#### PROVIDED TEXT
________________________
On Wed, June 29, 2011 17:42, Thomas Hruska wrote:
On 6/29/2011 4:08 AM, Erik Ohrnberger wrote:
I gave up on spambayes. It was letting too much spam through. At one time, it was batting 100, but I guess the spammers got smarter or something.
I'm using a gmail account now forwarded to a private (secret) inbox that my outlook pulls down.
Same here (minus the Outlook part). Spammers won because Spambayes didn't keep up, IMO. Letting us define a list of word filters and rules to apply prior to letting Spambayes do its Bayesian thing would be a vast improvement to the product despite what the devs claim. I know my e-mail better than any computer does or likely ever will.
You can do that if you use Spambayes as a procmail filter.
Spambayes also isn't very good about enforcing balanced ham/spam. It works best with equal parts and small numbers of ham and spam but never actually enforces either policy. 99% of what comes into many people's in-boxes is spam. The solution spammers came up with to get through Spambayes was simply to generate more spam and hope people would overtrain Bayesian filters, which is exactly what constantly happens with Spambayes. Bayesian-like filters are hard to work with and really need a trainer analyzer. A good trainer analyzer will keep the filter free of things that would not produce effective results. In this case, the elimination of spam and limited false positives.
________________________
Element location data:
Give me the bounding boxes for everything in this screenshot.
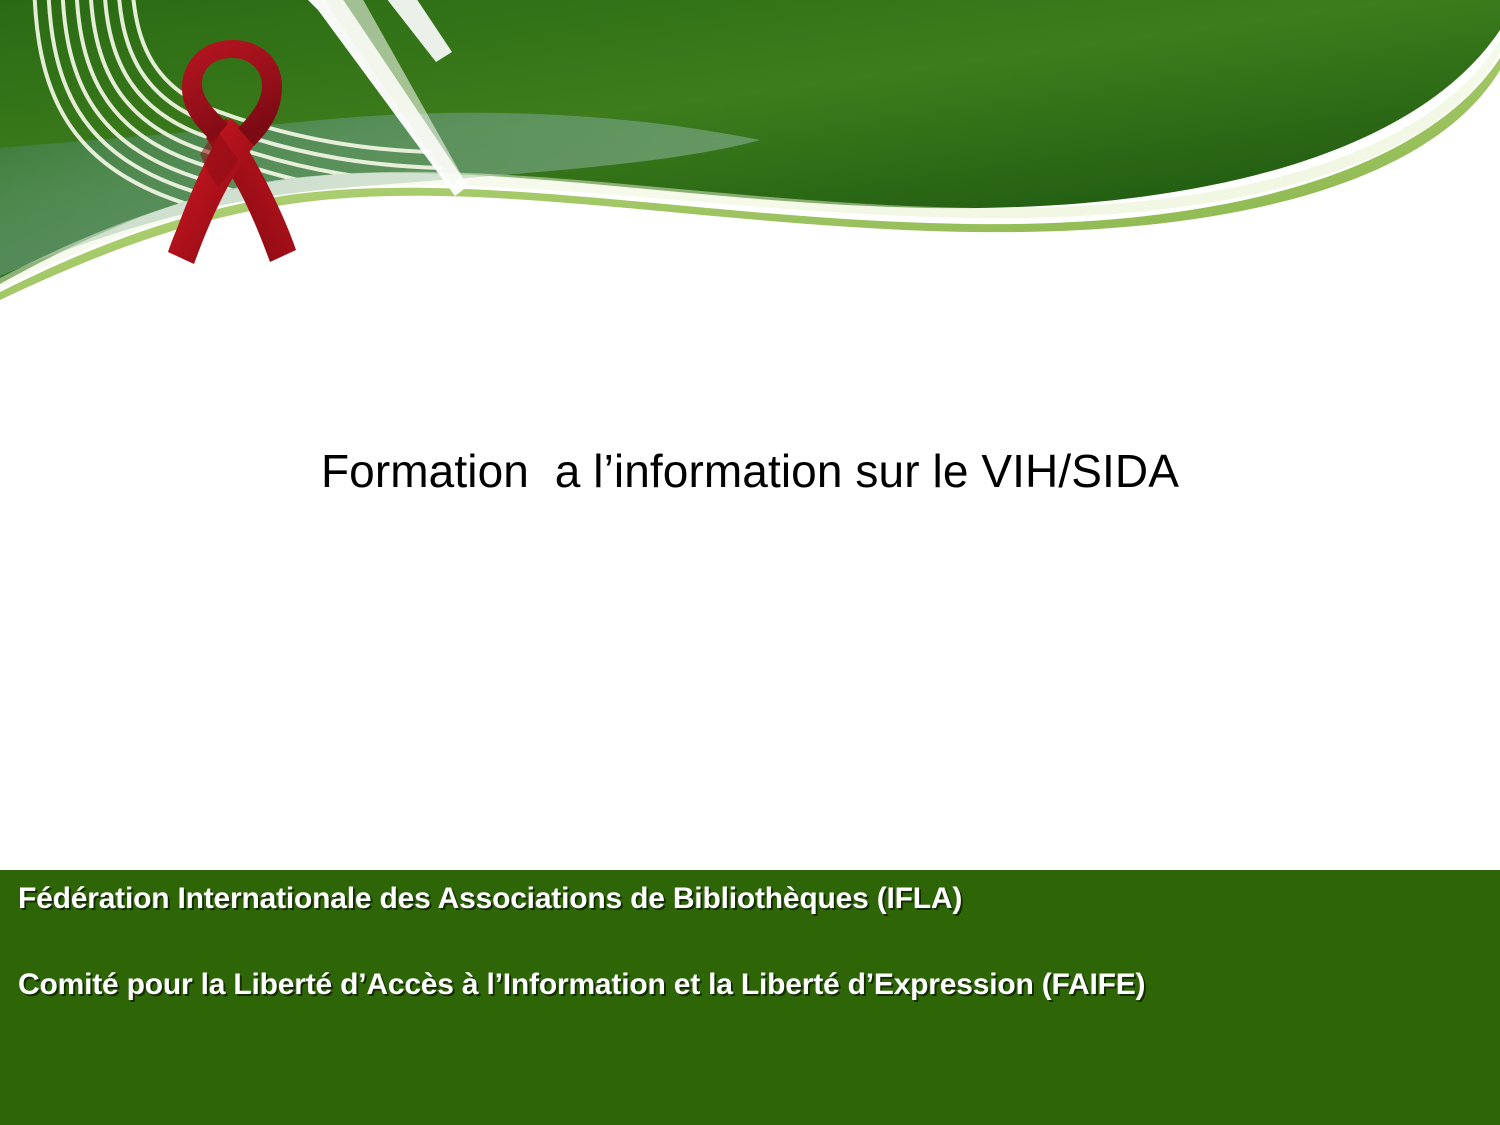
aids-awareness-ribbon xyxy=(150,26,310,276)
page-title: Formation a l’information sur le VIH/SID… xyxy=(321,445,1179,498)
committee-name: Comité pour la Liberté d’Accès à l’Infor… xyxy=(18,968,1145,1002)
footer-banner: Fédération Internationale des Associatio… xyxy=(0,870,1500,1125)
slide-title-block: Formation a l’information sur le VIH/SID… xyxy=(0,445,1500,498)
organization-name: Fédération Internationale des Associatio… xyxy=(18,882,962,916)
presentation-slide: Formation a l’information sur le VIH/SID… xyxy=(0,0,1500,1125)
________________________
#### TASK REQUIREMENTS
According to the Spambayes discussion, what share of what arrives in many people's in-boxes is spam? The entries have no role in what is asked here.

#### EXERCISE ANSWER
99% of it is spam.